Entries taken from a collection
━━━

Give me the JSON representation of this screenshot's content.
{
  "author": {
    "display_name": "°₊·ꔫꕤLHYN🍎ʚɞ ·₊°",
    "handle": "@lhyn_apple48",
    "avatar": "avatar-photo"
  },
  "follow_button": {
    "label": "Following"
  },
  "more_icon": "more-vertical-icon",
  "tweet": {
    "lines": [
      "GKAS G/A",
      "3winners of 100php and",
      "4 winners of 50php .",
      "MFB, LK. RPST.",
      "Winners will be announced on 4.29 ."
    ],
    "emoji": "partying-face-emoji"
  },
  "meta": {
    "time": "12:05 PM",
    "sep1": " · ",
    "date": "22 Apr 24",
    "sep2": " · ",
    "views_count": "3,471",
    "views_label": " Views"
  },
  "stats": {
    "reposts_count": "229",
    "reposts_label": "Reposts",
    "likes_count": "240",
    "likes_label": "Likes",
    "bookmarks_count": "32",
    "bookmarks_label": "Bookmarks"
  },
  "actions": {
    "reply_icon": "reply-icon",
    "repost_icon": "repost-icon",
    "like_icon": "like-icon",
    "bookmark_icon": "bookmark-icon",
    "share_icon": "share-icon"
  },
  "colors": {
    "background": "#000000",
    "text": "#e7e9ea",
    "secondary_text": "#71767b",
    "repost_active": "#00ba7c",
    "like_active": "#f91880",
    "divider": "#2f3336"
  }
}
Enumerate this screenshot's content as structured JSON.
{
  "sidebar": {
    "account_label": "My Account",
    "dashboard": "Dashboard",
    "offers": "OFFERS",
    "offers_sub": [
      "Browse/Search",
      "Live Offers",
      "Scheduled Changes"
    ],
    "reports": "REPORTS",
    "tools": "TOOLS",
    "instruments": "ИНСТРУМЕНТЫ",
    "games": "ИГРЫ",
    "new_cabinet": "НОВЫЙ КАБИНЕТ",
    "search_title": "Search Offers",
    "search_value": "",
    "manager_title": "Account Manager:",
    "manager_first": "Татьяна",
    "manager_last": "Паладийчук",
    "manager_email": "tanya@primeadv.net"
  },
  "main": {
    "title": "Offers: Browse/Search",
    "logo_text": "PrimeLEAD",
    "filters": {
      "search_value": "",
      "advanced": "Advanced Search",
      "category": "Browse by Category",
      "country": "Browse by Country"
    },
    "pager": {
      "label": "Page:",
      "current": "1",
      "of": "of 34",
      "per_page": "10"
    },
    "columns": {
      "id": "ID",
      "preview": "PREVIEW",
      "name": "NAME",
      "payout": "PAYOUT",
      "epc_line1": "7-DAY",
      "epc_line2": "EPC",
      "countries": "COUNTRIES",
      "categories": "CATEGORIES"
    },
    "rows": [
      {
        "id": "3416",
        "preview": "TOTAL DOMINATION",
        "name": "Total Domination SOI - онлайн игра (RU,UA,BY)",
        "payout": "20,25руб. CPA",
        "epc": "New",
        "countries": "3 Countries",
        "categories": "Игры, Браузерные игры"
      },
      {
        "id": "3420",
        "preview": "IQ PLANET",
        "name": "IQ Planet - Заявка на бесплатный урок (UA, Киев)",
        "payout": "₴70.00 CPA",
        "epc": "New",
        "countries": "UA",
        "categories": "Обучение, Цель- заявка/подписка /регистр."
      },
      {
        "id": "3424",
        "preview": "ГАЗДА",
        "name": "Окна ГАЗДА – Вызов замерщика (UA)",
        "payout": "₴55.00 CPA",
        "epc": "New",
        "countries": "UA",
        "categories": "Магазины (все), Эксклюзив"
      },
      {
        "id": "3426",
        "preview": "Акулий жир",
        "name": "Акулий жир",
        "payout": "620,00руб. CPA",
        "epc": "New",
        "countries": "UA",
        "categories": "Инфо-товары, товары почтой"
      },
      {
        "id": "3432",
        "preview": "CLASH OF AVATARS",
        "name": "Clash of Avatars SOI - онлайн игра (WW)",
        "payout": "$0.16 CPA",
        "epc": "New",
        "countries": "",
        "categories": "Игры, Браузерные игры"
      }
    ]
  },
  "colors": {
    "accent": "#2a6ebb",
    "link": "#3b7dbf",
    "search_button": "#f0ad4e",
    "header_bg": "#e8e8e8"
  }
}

━━━

Nothing should be left out: repeat all of the data exactly.

Give me the JSON representation of this screenshot's content.
{
  "author": {
    "display_name": "°₊·ꔫꕤLHYN🍎ʚɞ ·₊°",
    "handle": "@lhyn_apple48",
    "avatar": "avatar-photo"
  },
  "follow_button": {
    "label": "Following"
  },
  "more_icon": "more-vertical-icon",
  "tweet": {
    "lines": [
      "GKAS G/A",
      "3winners of 100php and",
      "4 winners of 50php .",
      "MFB, LK. RPST.",
      "Winners will be announced on 4.29 ."
    ],
    "emoji": "partying-face-emoji"
  },
  "meta": {
    "time": "12:05 PM",
    "sep1": " · ",
    "date": "22 Apr 24",
    "sep2": " · ",
    "views_count": "3,471",
    "views_label": " Views"
  },
  "stats": {
    "reposts_count": "229",
    "reposts_label": "Reposts",
    "likes_count": "240",
    "likes_label": "Likes",
    "bookmarks_count": "32",
    "bookmarks_label": "Bookmarks"
  },
  "actions": {
    "reply_icon": "reply-icon",
    "repost_icon": "repost-icon",
    "like_icon": "like-icon",
    "bookmark_icon": "bookmark-icon",
    "share_icon": "share-icon"
  },
  "colors": {
    "background": "#000000",
    "text": "#e7e9ea",
    "secondary_text": "#71767b",
    "repost_active": "#00ba7c",
    "like_active": "#f91880",
    "divider": "#2f3336"
  }
}
Enumerate this screenshot's content as structured JSON.
{
  "sidebar": {
    "account_label": "My Account",
    "dashboard": "Dashboard",
    "offers": "OFFERS",
    "offers_sub": [
      "Browse/Search",
      "Live Offers",
      "Scheduled Changes"
    ],
    "reports": "REPORTS",
    "tools": "TOOLS",
    "instruments": "ИНСТРУМЕНТЫ",
    "games": "ИГРЫ",
    "new_cabinet": "НОВЫЙ КАБИНЕТ",
    "search_title": "Search Offers",
    "search_value": "",
    "manager_title": "Account Manager:",
    "manager_first": "Татьяна",
    "manager_last": "Паладийчук",
    "manager_email": "tanya@primeadv.net"
  },
  "main": {
    "title": "Offers: Browse/Search",
    "logo_text": "PrimeLEAD",
    "filters": {
      "search_value": "",
      "advanced": "Advanced Search",
      "category": "Browse by Category",
      "country": "Browse by Country"
    },
    "pager": {
      "label": "Page:",
      "current": "1",
      "of": "of 34",
      "per_page": "10"
    },
    "columns": {
      "id": "ID",
      "preview": "PREVIEW",
      "name": "NAME",
      "payout": "PAYOUT",
      "epc_line1": "7-DAY",
      "epc_line2": "EPC",
      "countries": "COUNTRIES",
      "categories": "CATEGORIES"
    },
    "rows": [
      {
        "id": "3416",
        "preview": "TOTAL DOMINATION",
        "name": "Total Domination SOI - онлайн игра (RU,UA,BY)",
        "payout": "20,25руб. CPA",
        "epc": "New",
        "countries": "3 Countries",
        "categories": "Игры, Браузерные игры"
      },
      {
        "id": "3420",
        "preview": "IQ PLANET",
        "name": "IQ Planet - Заявка на бесплатный урок (UA, Киев)",
        "payout": "₴70.00 CPA",
        "epc": "New",
        "countries": "UA",
        "categories": "Обучение, Цель- заявка/подписка /регистр."
      },
      {
        "id": "3424",
        "preview": "ГАЗДА",
        "name": "Окна ГАЗДА – Вызов замерщика (UA)",
        "payout": "₴55.00 CPA",
        "epc": "New",
        "countries": "UA",
        "categories": "Магазины (все), Эксклюзив"
      },
      {
        "id": "3426",
        "preview": "Акулий жир",
        "name": "Акулий жир",
        "payout": "620,00руб. CPA",
        "epc": "New",
        "countries": "UA",
        "categories": "Инфо-товары, товары почтой"
      },
      {
        "id": "3432",
        "preview": "CLASH OF AVATARS",
        "name": "Clash of Avatars SOI - онлайн игра (WW)",
        "payout": "$0.16 CPA",
        "epc": "New",
        "countries": "",
        "categories": "Игры, Браузерные игры"
      }
    ]
  },
  "colors": {
    "accent": "#2a6ebb",
    "link": "#3b7dbf",
    "search_button": "#f0ad4e",
    "header_bg": "#e8e8e8"
  }
}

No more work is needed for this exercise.